_WHAT YOU HAVE TO DO_
Report how many lines in the listing below include the word "color". Write nothing besides the number.

_LISTED ENTRIES_
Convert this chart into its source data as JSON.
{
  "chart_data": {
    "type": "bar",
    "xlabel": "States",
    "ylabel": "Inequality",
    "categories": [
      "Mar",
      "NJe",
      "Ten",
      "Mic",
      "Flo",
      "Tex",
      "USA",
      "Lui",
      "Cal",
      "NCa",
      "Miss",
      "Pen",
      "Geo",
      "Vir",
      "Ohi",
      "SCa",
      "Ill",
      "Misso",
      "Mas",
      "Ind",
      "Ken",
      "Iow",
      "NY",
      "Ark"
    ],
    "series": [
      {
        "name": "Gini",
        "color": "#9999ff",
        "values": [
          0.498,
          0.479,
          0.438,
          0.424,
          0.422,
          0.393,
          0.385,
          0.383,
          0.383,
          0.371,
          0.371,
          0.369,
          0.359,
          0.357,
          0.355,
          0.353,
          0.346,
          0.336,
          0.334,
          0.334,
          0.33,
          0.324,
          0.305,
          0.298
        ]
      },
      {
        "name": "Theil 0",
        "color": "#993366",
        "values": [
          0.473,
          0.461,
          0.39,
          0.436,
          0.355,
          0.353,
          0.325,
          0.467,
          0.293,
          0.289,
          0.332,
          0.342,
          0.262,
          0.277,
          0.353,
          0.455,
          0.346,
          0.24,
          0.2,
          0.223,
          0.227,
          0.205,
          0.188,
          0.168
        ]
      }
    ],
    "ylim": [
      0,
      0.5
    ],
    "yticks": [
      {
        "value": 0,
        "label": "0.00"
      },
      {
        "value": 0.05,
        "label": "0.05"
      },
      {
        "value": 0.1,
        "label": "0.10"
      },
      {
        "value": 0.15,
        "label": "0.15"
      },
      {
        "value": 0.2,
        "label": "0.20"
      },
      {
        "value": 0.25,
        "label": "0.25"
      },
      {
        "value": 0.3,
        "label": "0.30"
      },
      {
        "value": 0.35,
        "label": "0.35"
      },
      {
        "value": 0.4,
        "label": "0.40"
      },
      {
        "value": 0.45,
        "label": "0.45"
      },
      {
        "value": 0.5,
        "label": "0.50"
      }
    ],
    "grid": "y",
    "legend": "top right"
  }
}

==

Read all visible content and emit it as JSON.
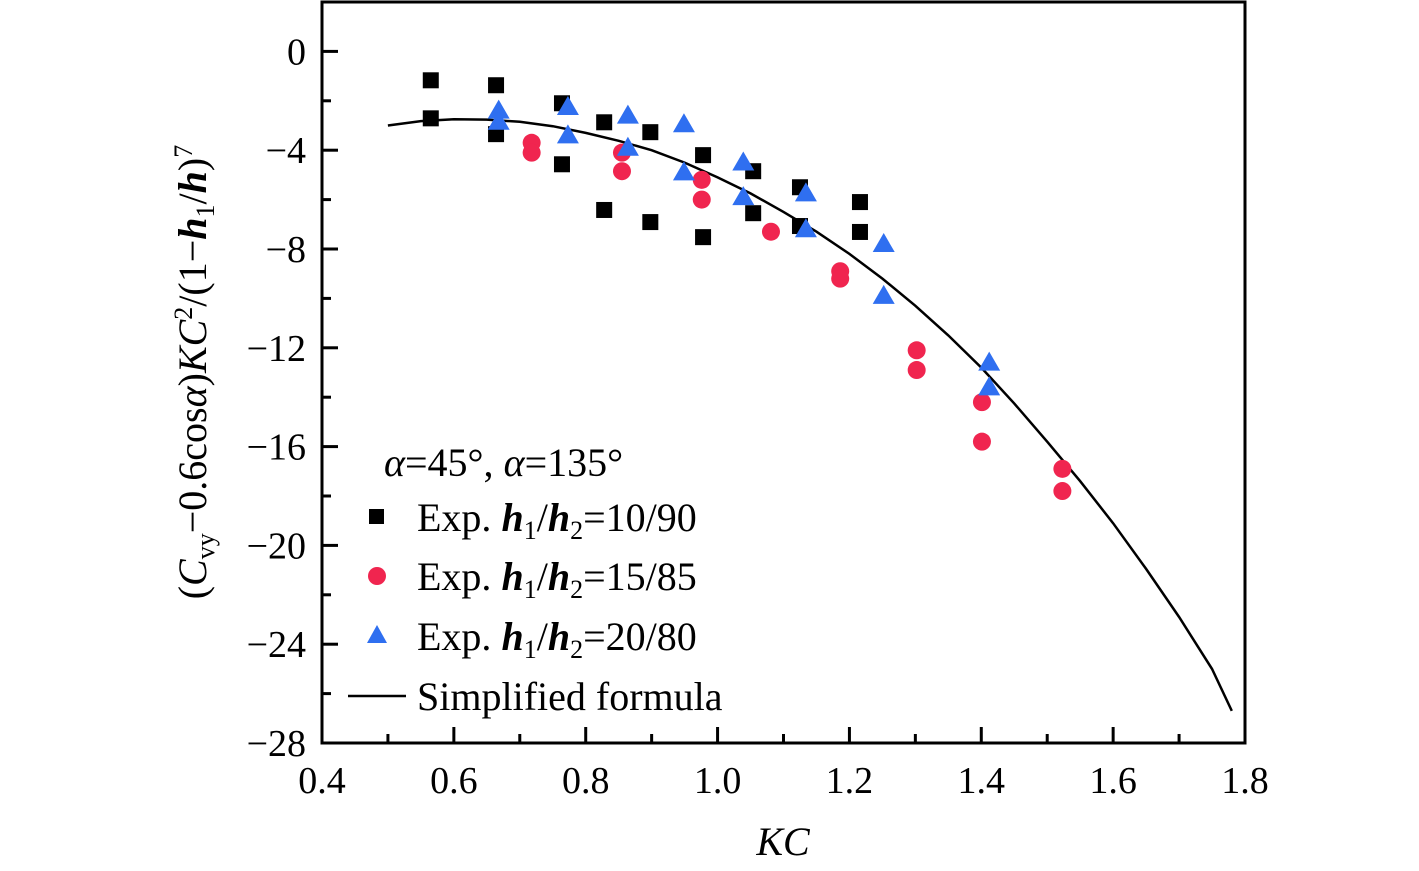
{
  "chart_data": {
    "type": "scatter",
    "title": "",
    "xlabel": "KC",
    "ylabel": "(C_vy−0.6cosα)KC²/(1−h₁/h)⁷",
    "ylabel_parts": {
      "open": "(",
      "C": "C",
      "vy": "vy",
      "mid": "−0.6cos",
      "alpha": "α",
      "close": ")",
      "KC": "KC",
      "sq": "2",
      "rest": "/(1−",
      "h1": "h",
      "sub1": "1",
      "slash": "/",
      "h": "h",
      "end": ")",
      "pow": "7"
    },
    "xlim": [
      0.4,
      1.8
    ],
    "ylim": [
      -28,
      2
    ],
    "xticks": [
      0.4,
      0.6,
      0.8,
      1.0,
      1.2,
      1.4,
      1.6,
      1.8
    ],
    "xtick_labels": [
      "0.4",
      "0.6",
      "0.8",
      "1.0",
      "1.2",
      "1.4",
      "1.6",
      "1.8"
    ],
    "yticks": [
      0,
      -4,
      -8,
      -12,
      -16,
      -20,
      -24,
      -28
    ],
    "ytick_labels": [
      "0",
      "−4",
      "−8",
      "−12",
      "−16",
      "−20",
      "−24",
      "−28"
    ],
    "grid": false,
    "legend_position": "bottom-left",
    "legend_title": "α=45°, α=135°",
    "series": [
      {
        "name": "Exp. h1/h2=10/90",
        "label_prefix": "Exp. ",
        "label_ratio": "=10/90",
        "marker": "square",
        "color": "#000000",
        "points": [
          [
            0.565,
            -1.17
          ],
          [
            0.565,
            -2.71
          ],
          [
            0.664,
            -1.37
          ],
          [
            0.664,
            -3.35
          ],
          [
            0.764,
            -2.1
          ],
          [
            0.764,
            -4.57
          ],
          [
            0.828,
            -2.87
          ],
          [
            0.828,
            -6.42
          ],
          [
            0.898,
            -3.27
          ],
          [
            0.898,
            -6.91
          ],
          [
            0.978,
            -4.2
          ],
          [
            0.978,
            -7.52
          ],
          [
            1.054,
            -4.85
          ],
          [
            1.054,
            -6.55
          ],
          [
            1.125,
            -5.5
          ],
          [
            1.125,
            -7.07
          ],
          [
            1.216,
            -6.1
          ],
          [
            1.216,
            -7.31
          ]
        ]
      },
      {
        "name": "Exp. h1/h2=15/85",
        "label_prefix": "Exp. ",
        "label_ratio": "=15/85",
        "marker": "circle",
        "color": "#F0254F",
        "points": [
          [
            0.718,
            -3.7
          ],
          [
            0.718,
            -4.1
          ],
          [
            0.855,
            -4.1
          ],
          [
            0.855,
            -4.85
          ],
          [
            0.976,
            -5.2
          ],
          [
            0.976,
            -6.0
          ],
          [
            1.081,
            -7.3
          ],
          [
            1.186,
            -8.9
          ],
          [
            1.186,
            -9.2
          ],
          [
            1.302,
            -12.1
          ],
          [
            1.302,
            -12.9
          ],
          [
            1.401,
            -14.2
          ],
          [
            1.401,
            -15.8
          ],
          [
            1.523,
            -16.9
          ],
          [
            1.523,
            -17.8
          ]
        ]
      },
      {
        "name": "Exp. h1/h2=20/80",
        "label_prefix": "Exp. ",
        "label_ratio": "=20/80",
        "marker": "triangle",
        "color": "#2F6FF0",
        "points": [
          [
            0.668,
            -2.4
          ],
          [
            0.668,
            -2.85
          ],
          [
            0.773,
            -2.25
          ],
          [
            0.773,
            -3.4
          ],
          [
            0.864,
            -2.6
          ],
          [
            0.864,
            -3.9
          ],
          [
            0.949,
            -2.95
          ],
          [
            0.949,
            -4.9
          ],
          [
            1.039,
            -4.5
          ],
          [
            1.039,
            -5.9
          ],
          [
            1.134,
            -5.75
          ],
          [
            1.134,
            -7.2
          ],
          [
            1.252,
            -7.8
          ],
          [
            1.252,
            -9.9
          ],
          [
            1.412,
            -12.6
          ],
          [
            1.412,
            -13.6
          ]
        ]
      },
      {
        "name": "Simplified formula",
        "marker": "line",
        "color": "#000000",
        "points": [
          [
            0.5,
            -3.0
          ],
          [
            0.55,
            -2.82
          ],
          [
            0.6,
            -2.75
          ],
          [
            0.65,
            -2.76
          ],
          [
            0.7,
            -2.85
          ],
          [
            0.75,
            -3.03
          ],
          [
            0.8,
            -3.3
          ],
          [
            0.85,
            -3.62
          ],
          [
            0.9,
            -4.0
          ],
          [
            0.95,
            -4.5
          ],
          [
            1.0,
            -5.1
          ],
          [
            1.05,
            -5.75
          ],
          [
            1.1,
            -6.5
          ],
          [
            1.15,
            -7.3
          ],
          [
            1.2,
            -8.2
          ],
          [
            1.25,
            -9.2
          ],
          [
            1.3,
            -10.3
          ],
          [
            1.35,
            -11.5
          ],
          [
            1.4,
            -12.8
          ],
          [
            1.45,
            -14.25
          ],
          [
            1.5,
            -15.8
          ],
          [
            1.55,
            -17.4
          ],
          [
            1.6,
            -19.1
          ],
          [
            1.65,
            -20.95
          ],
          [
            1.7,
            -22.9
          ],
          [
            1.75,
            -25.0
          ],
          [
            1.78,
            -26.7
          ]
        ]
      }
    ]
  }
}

_REPLY_
6